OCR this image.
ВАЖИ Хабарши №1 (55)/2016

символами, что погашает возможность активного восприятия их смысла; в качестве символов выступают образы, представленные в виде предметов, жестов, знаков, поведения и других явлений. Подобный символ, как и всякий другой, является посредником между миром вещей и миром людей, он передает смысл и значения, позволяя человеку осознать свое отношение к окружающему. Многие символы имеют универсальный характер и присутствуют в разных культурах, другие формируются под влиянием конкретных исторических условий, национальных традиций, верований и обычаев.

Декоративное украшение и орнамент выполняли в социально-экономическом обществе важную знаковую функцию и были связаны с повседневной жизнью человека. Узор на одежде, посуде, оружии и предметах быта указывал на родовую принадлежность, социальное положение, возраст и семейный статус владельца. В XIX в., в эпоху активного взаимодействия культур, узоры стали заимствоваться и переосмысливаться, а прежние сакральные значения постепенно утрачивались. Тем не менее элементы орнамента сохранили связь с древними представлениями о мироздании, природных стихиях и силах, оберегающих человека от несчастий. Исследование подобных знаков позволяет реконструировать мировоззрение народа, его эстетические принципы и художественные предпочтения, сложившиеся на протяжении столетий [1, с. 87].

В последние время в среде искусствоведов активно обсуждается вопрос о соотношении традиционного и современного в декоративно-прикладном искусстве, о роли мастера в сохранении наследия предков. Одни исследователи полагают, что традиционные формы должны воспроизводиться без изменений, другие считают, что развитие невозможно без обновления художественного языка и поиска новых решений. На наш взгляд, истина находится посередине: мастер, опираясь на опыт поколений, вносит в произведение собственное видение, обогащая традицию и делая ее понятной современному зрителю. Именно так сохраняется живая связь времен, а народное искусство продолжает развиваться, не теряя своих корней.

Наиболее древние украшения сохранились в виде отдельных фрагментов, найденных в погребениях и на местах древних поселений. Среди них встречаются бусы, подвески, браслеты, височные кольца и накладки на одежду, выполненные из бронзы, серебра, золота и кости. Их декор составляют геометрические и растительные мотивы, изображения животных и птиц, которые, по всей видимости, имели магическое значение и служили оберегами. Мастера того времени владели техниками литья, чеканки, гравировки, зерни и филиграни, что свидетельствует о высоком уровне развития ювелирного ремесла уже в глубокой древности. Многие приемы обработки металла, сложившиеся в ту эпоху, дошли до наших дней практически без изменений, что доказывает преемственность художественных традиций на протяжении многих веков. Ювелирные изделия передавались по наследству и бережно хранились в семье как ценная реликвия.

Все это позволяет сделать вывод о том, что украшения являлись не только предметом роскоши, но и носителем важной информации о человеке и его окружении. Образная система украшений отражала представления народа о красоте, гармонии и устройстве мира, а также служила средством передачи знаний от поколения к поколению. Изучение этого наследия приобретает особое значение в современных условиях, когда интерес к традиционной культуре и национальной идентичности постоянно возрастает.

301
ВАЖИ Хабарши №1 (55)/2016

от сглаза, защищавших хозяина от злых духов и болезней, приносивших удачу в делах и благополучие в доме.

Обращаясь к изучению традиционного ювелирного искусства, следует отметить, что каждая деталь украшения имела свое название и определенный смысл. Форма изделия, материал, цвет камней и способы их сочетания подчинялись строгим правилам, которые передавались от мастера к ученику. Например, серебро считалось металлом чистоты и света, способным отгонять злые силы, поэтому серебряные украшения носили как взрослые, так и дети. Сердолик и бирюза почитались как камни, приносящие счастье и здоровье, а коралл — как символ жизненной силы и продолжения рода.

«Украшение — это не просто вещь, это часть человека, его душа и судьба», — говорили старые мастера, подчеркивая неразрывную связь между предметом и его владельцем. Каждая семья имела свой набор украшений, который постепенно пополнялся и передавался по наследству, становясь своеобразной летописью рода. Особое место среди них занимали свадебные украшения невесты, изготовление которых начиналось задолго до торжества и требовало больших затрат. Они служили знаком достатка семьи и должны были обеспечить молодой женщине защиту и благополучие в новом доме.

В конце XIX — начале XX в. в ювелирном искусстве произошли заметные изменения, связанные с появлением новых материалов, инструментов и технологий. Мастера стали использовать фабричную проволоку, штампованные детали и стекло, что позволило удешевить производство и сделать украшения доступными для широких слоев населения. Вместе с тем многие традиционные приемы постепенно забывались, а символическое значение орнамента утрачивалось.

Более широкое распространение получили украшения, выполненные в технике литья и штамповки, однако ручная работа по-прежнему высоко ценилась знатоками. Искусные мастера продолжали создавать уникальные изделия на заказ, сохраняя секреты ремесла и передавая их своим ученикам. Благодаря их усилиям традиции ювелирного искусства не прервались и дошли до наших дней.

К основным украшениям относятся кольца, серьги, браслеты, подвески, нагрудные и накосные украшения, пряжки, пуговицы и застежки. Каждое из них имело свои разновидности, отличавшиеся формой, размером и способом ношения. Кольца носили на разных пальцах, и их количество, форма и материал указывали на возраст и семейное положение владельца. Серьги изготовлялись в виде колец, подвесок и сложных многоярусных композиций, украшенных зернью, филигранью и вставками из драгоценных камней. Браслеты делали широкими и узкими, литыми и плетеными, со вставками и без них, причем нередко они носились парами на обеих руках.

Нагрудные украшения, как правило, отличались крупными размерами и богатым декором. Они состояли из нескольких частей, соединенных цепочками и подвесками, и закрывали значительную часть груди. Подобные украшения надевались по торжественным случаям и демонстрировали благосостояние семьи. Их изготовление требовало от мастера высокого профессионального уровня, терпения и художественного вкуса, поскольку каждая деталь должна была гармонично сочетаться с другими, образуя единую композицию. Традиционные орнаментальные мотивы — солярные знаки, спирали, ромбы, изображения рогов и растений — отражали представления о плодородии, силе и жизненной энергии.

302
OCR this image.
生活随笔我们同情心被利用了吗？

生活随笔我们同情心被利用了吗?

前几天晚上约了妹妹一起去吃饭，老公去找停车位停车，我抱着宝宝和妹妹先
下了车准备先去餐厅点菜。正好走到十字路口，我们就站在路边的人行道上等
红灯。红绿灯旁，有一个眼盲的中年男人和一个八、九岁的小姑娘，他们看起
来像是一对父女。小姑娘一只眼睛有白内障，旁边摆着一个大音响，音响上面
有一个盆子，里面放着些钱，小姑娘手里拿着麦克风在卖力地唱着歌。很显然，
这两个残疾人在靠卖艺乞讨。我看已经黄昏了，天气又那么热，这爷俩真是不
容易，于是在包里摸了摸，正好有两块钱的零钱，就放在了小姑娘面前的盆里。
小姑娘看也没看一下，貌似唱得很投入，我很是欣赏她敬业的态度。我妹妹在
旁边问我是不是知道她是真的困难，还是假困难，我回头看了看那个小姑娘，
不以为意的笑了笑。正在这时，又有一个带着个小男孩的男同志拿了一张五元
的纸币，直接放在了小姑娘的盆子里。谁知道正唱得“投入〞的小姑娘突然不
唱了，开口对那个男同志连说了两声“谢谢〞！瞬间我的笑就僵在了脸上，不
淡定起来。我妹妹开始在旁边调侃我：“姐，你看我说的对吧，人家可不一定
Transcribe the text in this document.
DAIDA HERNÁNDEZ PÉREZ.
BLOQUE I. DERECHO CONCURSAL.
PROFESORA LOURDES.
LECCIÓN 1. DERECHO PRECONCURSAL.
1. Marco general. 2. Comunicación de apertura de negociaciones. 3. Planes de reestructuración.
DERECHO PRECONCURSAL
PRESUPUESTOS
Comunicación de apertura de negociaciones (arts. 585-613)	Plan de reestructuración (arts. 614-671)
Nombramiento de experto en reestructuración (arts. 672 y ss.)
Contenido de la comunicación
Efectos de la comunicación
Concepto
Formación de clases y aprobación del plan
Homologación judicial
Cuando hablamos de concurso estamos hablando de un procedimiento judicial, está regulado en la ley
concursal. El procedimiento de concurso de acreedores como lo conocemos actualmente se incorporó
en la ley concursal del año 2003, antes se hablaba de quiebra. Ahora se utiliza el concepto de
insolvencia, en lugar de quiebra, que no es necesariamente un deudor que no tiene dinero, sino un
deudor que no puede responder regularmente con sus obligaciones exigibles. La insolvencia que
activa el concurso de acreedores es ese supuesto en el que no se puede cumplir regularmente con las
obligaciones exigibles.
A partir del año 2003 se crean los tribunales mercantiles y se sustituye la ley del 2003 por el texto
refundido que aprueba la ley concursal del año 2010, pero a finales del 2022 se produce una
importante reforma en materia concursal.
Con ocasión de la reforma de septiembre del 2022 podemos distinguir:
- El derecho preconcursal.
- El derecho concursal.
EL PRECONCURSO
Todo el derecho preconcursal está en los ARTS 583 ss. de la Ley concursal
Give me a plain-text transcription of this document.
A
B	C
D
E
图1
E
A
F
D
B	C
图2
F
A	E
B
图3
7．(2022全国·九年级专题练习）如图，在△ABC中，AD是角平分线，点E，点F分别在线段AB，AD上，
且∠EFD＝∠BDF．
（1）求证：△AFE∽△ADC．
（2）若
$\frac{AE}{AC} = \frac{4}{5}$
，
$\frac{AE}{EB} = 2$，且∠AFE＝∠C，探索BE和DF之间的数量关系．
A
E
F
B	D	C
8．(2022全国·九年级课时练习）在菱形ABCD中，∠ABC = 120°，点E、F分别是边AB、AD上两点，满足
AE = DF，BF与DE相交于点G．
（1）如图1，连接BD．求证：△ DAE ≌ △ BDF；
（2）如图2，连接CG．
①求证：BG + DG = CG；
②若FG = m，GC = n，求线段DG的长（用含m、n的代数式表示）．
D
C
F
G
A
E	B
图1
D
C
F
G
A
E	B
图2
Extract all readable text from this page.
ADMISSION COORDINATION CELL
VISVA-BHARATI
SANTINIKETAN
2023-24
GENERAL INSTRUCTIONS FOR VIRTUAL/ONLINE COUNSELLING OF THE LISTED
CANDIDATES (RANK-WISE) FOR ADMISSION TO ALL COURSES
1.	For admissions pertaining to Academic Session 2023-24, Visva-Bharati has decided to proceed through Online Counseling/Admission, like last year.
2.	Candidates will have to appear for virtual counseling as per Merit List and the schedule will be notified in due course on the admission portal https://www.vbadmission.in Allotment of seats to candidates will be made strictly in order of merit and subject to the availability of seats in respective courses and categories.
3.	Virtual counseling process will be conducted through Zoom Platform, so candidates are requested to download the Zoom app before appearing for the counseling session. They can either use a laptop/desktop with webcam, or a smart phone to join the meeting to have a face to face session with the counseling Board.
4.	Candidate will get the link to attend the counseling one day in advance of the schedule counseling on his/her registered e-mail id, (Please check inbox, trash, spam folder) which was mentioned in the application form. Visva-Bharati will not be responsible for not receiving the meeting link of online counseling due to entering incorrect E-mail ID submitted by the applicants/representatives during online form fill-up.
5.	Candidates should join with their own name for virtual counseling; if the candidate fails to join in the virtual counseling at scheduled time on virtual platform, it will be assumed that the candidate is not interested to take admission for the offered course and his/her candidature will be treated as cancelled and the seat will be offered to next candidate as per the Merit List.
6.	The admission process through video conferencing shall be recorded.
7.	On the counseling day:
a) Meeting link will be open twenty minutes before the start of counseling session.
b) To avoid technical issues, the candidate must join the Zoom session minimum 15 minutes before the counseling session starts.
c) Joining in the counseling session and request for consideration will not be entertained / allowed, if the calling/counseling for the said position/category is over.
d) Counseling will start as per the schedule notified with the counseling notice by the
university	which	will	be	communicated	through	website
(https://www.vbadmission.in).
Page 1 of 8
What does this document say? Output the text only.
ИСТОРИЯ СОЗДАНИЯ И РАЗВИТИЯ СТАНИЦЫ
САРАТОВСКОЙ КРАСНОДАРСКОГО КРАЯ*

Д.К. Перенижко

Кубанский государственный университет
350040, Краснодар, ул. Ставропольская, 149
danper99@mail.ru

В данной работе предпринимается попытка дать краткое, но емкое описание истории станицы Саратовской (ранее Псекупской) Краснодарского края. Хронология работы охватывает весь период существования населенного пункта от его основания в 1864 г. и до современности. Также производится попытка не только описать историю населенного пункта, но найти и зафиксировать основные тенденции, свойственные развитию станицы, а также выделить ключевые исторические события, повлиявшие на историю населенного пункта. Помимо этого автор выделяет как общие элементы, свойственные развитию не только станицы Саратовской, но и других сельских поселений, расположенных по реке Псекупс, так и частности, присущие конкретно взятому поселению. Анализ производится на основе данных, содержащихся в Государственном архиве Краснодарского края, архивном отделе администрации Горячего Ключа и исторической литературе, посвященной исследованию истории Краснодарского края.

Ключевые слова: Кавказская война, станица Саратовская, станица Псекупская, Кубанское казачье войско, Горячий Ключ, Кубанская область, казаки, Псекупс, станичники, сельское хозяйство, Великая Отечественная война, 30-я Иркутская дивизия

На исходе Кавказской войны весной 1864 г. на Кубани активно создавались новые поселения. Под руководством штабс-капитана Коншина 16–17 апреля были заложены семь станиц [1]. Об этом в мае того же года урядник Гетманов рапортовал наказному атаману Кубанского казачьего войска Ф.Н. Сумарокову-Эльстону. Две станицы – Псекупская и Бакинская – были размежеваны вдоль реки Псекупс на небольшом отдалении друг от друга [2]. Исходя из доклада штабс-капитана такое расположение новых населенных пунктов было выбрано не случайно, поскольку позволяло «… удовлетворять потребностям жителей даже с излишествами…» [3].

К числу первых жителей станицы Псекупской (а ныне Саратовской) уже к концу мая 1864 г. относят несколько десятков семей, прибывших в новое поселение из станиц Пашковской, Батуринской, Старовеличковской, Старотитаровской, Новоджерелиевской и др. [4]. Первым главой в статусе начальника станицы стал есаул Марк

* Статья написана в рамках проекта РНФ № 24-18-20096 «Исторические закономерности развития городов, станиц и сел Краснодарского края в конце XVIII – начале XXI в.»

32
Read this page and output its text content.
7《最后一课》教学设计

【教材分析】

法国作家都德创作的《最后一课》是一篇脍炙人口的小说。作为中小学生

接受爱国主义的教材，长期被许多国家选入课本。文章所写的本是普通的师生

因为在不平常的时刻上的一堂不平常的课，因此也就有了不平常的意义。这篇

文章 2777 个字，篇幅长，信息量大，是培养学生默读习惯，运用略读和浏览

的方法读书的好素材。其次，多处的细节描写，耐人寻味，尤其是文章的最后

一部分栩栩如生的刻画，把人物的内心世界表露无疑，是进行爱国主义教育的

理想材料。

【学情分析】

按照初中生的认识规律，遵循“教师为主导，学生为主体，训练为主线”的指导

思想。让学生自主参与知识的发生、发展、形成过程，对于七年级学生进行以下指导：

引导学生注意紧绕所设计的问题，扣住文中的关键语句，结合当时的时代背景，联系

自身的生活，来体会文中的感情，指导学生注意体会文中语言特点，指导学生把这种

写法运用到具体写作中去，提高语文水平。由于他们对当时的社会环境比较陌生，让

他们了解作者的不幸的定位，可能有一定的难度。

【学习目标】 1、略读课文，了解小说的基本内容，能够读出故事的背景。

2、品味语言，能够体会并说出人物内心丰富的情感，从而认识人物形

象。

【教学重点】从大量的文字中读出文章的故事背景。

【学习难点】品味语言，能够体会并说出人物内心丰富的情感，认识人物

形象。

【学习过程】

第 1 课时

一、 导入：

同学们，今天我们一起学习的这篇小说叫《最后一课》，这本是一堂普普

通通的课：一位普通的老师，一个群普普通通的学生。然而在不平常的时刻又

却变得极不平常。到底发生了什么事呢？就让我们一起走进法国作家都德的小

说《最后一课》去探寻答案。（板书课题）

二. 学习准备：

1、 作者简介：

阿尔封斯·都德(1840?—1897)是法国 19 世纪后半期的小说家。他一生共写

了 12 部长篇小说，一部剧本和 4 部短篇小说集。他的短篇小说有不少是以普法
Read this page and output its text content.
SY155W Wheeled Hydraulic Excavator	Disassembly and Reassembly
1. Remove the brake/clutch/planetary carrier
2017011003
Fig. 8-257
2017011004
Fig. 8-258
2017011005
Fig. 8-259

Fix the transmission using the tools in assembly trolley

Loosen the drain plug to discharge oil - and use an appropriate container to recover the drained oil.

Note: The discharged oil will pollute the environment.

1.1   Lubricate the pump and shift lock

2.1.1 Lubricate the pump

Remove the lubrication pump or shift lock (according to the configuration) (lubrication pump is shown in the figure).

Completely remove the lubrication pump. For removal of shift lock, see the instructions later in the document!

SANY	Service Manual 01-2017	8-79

**WHAT YOU NEED TO DO**.
Show each line of the listing that holds the string "конце".

**FINISHED TASK**.
В конце XIX — начале XX в. в ювелирном искусстве произошли заметные изменения, связанные с появлением новых материалов, инструментов и технологий. Мастера стали использовать фабричную проволоку, штампованные детали и стекло, что позволило удешевить производство и сделать украшения доступными для широких слоев населения. Вместе с тем многие традиционные приемы постепенно забывались, а символическое значение орнамента утрачивалось.
* Статья написана в рамках проекта РНФ № 24-18-20096 «Исторические закономерности развития городов, станиц и сел Краснодарского края в конце XVIII – начале XXI в.»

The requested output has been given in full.